start Data entries

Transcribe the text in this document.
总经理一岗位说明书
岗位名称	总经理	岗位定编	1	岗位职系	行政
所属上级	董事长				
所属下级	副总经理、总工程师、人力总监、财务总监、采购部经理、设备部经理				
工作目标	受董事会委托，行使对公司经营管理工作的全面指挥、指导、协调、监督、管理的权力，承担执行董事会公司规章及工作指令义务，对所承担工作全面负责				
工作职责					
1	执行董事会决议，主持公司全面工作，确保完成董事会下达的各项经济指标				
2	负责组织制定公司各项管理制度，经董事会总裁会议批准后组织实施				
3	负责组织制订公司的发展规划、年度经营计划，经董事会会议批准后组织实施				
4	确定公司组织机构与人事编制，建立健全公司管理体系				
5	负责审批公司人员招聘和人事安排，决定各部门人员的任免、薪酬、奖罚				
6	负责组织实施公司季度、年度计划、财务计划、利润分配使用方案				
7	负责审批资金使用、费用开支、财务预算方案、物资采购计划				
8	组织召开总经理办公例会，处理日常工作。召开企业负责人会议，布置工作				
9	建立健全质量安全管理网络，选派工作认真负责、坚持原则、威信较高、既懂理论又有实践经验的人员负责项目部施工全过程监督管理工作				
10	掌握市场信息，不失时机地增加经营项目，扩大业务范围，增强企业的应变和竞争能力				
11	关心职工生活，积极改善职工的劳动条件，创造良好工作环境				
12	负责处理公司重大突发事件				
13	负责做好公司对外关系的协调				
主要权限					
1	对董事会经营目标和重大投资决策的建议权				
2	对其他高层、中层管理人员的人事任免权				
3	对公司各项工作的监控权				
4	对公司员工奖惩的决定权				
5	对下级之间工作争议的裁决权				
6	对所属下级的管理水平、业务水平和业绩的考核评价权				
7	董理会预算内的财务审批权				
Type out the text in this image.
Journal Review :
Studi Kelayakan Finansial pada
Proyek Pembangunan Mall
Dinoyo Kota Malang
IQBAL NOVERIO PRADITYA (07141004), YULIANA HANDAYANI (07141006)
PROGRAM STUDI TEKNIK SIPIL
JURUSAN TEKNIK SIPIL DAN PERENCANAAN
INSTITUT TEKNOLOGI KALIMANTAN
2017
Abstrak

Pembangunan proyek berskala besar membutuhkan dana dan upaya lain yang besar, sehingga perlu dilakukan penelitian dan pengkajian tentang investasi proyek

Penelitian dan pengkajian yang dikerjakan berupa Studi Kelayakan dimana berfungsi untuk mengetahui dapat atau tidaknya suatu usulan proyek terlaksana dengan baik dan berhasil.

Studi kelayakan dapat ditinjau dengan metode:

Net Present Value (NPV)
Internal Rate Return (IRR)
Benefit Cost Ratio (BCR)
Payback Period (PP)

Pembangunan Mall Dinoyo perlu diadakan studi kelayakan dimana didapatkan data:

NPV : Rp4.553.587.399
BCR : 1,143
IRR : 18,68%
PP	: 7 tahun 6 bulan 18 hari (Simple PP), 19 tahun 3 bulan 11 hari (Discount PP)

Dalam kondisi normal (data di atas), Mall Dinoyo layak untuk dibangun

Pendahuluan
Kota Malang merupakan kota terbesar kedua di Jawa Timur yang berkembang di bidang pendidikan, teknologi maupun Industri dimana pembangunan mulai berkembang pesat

end Data entries

Using the exact wording, write out all of the records.

Transcribe the text in this document.
总经理一岗位说明书
岗位名称	总经理	岗位定编	1	岗位职系	行政
所属上级	董事长				
所属下级	副总经理、总工程师、人力总监、财务总监、采购部经理、设备部经理				
工作目标	受董事会委托，行使对公司经营管理工作的全面指挥、指导、协调、监督、管理的权力，承担执行董事会公司规章及工作指令义务，对所承担工作全面负责				
工作职责					
1	执行董事会决议，主持公司全面工作，确保完成董事会下达的各项经济指标				
2	负责组织制定公司各项管理制度，经董事会总裁会议批准后组织实施				
3	负责组织制订公司的发展规划、年度经营计划，经董事会会议批准后组织实施				
4	确定公司组织机构与人事编制，建立健全公司管理体系				
5	负责审批公司人员招聘和人事安排，决定各部门人员的任免、薪酬、奖罚				
6	负责组织实施公司季度、年度计划、财务计划、利润分配使用方案				
7	负责审批资金使用、费用开支、财务预算方案、物资采购计划				
8	组织召开总经理办公例会，处理日常工作。召开企业负责人会议，布置工作				
9	建立健全质量安全管理网络，选派工作认真负责、坚持原则、威信较高、既懂理论又有实践经验的人员负责项目部施工全过程监督管理工作				
10	掌握市场信息，不失时机地增加经营项目，扩大业务范围，增强企业的应变和竞争能力				
11	关心职工生活，积极改善职工的劳动条件，创造良好工作环境				
12	负责处理公司重大突发事件				
13	负责做好公司对外关系的协调				
主要权限					
1	对董事会经营目标和重大投资决策的建议权				
2	对其他高层、中层管理人员的人事任免权				
3	对公司各项工作的监控权				
4	对公司员工奖惩的决定权				
5	对下级之间工作争议的裁决权				
6	对所属下级的管理水平、业务水平和业绩的考核评价权				
7	董理会预算内的财务审批权				
Type out the text in this image.
Journal Review :
Studi Kelayakan Finansial pada
Proyek Pembangunan Mall
Dinoyo Kota Malang
IQBAL NOVERIO PRADITYA (07141004), YULIANA HANDAYANI (07141006)
PROGRAM STUDI TEKNIK SIPIL
JURUSAN TEKNIK SIPIL DAN PERENCANAAN
INSTITUT TEKNOLOGI KALIMANTAN
2017
Abstrak

Pembangunan proyek berskala besar membutuhkan dana dan upaya lain yang besar, sehingga perlu dilakukan penelitian dan pengkajian tentang investasi proyek

Penelitian dan pengkajian yang dikerjakan berupa Studi Kelayakan dimana berfungsi untuk mengetahui dapat atau tidaknya suatu usulan proyek terlaksana dengan baik dan berhasil.

Studi kelayakan dapat ditinjau dengan metode:

Net Present Value (NPV)
Internal Rate Return (IRR)
Benefit Cost Ratio (BCR)
Payback Period (PP)

Pembangunan Mall Dinoyo perlu diadakan studi kelayakan dimana didapatkan data:

NPV : Rp4.553.587.399
BCR : 1,143
IRR : 18,68%
PP	: 7 tahun 6 bulan 18 hari (Simple PP), 19 tahun 3 bulan 11 hari (Discount PP)

Dalam kondisi normal (data di atas), Mall Dinoyo layak untuk dibangun

Pendahuluan
Kota Malang merupakan kota terbesar kedua di Jawa Timur yang berkembang di bidang pendidikan, teknologi maupun Industri dimana pembangunan mulai berkembang pesat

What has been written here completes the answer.